- Record set
## start

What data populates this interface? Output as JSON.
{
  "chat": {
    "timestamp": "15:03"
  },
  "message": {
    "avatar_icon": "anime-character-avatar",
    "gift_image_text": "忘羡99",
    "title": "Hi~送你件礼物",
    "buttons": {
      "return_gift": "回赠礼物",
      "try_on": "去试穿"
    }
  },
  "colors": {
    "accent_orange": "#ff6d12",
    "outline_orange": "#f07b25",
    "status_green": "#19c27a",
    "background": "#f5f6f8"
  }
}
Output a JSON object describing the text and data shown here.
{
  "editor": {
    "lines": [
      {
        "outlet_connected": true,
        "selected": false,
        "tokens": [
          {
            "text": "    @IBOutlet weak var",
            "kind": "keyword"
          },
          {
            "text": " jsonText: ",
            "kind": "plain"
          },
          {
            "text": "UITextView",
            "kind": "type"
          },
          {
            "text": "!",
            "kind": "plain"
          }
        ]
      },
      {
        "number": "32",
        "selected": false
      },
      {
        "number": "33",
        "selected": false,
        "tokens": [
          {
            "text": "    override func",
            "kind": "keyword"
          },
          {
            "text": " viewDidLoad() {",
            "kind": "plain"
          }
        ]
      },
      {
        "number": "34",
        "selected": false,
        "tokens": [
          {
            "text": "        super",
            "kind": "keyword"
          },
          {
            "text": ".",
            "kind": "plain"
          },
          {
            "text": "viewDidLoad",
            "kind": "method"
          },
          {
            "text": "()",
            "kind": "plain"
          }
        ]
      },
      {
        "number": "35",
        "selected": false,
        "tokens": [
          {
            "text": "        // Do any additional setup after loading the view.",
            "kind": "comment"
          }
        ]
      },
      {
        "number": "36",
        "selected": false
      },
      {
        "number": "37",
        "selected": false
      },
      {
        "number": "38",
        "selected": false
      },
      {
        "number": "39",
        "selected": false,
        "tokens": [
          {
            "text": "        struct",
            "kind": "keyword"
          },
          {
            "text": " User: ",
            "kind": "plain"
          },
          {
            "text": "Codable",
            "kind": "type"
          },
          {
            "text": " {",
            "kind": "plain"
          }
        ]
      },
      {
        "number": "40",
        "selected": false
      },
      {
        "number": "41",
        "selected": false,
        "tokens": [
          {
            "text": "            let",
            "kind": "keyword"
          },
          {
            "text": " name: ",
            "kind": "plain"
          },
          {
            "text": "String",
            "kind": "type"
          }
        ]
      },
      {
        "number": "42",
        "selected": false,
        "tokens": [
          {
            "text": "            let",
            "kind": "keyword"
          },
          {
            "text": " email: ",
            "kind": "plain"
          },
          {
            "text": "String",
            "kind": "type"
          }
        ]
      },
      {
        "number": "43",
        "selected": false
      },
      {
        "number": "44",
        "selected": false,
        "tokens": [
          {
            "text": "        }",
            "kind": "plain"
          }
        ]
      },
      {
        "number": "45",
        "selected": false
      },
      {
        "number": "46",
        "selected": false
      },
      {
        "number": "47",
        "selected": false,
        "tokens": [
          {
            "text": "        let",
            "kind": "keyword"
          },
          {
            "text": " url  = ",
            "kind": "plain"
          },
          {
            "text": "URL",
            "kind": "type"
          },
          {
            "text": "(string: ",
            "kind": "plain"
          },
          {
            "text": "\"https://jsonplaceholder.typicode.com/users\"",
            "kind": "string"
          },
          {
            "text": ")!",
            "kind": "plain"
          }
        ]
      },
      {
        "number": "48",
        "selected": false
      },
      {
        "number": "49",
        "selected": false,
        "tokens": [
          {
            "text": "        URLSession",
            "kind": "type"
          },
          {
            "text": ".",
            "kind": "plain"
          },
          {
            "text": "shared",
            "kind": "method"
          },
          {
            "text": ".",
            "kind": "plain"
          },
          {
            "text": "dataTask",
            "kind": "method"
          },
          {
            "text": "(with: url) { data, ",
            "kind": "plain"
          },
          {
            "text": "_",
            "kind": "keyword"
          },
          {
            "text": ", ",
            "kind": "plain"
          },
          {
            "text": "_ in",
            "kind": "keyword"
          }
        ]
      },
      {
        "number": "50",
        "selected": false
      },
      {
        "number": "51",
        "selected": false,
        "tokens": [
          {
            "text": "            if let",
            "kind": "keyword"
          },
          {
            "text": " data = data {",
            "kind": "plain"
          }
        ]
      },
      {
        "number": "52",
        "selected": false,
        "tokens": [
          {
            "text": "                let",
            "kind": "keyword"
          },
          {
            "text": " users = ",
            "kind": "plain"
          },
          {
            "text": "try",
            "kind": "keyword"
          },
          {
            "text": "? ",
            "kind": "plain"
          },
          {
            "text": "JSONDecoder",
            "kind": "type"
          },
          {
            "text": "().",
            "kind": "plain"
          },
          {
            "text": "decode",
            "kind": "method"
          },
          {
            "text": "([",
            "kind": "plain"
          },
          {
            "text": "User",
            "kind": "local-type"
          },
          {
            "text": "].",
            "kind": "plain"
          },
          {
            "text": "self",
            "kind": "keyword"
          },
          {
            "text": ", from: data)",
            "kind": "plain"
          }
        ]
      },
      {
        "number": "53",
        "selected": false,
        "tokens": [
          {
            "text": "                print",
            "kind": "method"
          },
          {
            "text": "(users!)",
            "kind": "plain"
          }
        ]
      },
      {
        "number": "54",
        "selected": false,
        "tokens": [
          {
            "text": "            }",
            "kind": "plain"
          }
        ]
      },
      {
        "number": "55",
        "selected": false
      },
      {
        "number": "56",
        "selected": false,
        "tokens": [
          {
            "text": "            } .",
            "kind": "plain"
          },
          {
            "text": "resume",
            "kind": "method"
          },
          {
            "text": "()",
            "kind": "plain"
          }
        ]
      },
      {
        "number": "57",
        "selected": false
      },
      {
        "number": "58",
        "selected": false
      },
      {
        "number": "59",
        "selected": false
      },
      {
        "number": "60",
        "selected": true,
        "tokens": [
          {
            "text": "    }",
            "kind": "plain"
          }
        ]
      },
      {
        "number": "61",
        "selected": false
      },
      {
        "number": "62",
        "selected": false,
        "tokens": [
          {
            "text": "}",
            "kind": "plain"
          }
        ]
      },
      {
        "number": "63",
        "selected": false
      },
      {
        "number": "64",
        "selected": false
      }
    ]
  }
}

## end

- Written problem
Print all the data exactly.

- Right answer
What data populates this interface? Output as JSON.
{
  "chat": {
    "timestamp": "15:03"
  },
  "message": {
    "avatar_icon": "anime-character-avatar",
    "gift_image_text": "忘羡99",
    "title": "Hi~送你件礼物",
    "buttons": {
      "return_gift": "回赠礼物",
      "try_on": "去试穿"
    }
  },
  "colors": {
    "accent_orange": "#ff6d12",
    "outline_orange": "#f07b25",
    "status_green": "#19c27a",
    "background": "#f5f6f8"
  }
}
Output a JSON object describing the text and data shown here.
{
  "editor": {
    "lines": [
      {
        "outlet_connected": true,
        "selected": false,
        "tokens": [
          {
            "text": "    @IBOutlet weak var",
            "kind": "keyword"
          },
          {
            "text": " jsonText: ",
            "kind": "plain"
          },
          {
            "text": "UITextView",
            "kind": "type"
          },
          {
            "text": "!",
            "kind": "plain"
          }
        ]
      },
      {
        "number": "32",
        "selected": false
      },
      {
        "number": "33",
        "selected": false,
        "tokens": [
          {
            "text": "    override func",
            "kind": "keyword"
          },
          {
            "text": " viewDidLoad() {",
            "kind": "plain"
          }
        ]
      },
      {
        "number": "34",
        "selected": false,
        "tokens": [
          {
            "text": "        super",
            "kind": "keyword"
          },
          {
            "text": ".",
            "kind": "plain"
          },
          {
            "text": "viewDidLoad",
            "kind": "method"
          },
          {
            "text": "()",
            "kind": "plain"
          }
        ]
      },
      {
        "number": "35",
        "selected": false,
        "tokens": [
          {
            "text": "        // Do any additional setup after loading the view.",
            "kind": "comment"
          }
        ]
      },
      {
        "number": "36",
        "selected": false
      },
      {
        "number": "37",
        "selected": false
      },
      {
        "number": "38",
        "selected": false
      },
      {
        "number": "39",
        "selected": false,
        "tokens": [
          {
            "text": "        struct",
            "kind": "keyword"
          },
          {
            "text": " User: ",
            "kind": "plain"
          },
          {
            "text": "Codable",
            "kind": "type"
          },
          {
            "text": " {",
            "kind": "plain"
          }
        ]
      },
      {
        "number": "40",
        "selected": false
      },
      {
        "number": "41",
        "selected": false,
        "tokens": [
          {
            "text": "            let",
            "kind": "keyword"
          },
          {
            "text": " name: ",
            "kind": "plain"
          },
          {
            "text": "String",
            "kind": "type"
          }
        ]
      },
      {
        "number": "42",
        "selected": false,
        "tokens": [
          {
            "text": "            let",
            "kind": "keyword"
          },
          {
            "text": " email: ",
            "kind": "plain"
          },
          {
            "text": "String",
            "kind": "type"
          }
        ]
      },
      {
        "number": "43",
        "selected": false
      },
      {
        "number": "44",
        "selected": false,
        "tokens": [
          {
            "text": "        }",
            "kind": "plain"
          }
        ]
      },
      {
        "number": "45",
        "selected": false
      },
      {
        "number": "46",
        "selected": false
      },
      {
        "number": "47",
        "selected": false,
        "tokens": [
          {
            "text": "        let",
            "kind": "keyword"
          },
          {
            "text": " url  = ",
            "kind": "plain"
          },
          {
            "text": "URL",
            "kind": "type"
          },
          {
            "text": "(string: ",
            "kind": "plain"
          },
          {
            "text": "\"https://jsonplaceholder.typicode.com/users\"",
            "kind": "string"
          },
          {
            "text": ")!",
            "kind": "plain"
          }
        ]
      },
      {
        "number": "48",
        "selected": false
      },
      {
        "number": "49",
        "selected": false,
        "tokens": [
          {
            "text": "        URLSession",
            "kind": "type"
          },
          {
            "text": ".",
            "kind": "plain"
          },
          {
            "text": "shared",
            "kind": "method"
          },
          {
            "text": ".",
            "kind": "plain"
          },
          {
            "text": "dataTask",
            "kind": "method"
          },
          {
            "text": "(with: url) { data, ",
            "kind": "plain"
          },
          {
            "text": "_",
            "kind": "keyword"
          },
          {
            "text": ", ",
            "kind": "plain"
          },
          {
            "text": "_ in",
            "kind": "keyword"
          }
        ]
      },
      {
        "number": "50",
        "selected": false
      },
      {
        "number": "51",
        "selected": false,
        "tokens": [
          {
            "text": "            if let",
            "kind": "keyword"
          },
          {
            "text": " data = data {",
            "kind": "plain"
          }
        ]
      },
      {
        "number": "52",
        "selected": false,
        "tokens": [
          {
            "text": "                let",
            "kind": "keyword"
          },
          {
            "text": " users = ",
            "kind": "plain"
          },
          {
            "text": "try",
            "kind": "keyword"
          },
          {
            "text": "? ",
            "kind": "plain"
          },
          {
            "text": "JSONDecoder",
            "kind": "type"
          },
          {
            "text": "().",
            "kind": "plain"
          },
          {
            "text": "decode",
            "kind": "method"
          },
          {
            "text": "([",
            "kind": "plain"
          },
          {
            "text": "User",
            "kind": "local-type"
          },
          {
            "text": "].",
            "kind": "plain"
          },
          {
            "text": "self",
            "kind": "keyword"
          },
          {
            "text": ", from: data)",
            "kind": "plain"
          }
        ]
      },
      {
        "number": "53",
        "selected": false,
        "tokens": [
          {
            "text": "                print",
            "kind": "method"
          },
          {
            "text": "(users!)",
            "kind": "plain"
          }
        ]
      },
      {
        "number": "54",
        "selected": false,
        "tokens": [
          {
            "text": "            }",
            "kind": "plain"
          }
        ]
      },
      {
        "number": "55",
        "selected": false
      },
      {
        "number": "56",
        "selected": false,
        "tokens": [
          {
            "text": "            } .",
            "kind": "plain"
          },
          {
            "text": "resume",
            "kind": "method"
          },
          {
            "text": "()",
            "kind": "plain"
          }
        ]
      },
      {
        "number": "57",
        "selected": false
      },
      {
        "number": "58",
        "selected": false
      },
      {
        "number": "59",
        "selected": false
      },
      {
        "number": "60",
        "selected": true,
        "tokens": [
          {
            "text": "    }",
            "kind": "plain"
          }
        ]
      },
      {
        "number": "61",
        "selected": false
      },
      {
        "number": "62",
        "selected": false,
        "tokens": [
          {
            "text": "}",
            "kind": "plain"
          }
        ]
      },
      {
        "number": "63",
        "selected": false
      },
      {
        "number": "64",
        "selected": false
      }
    ]
  }
}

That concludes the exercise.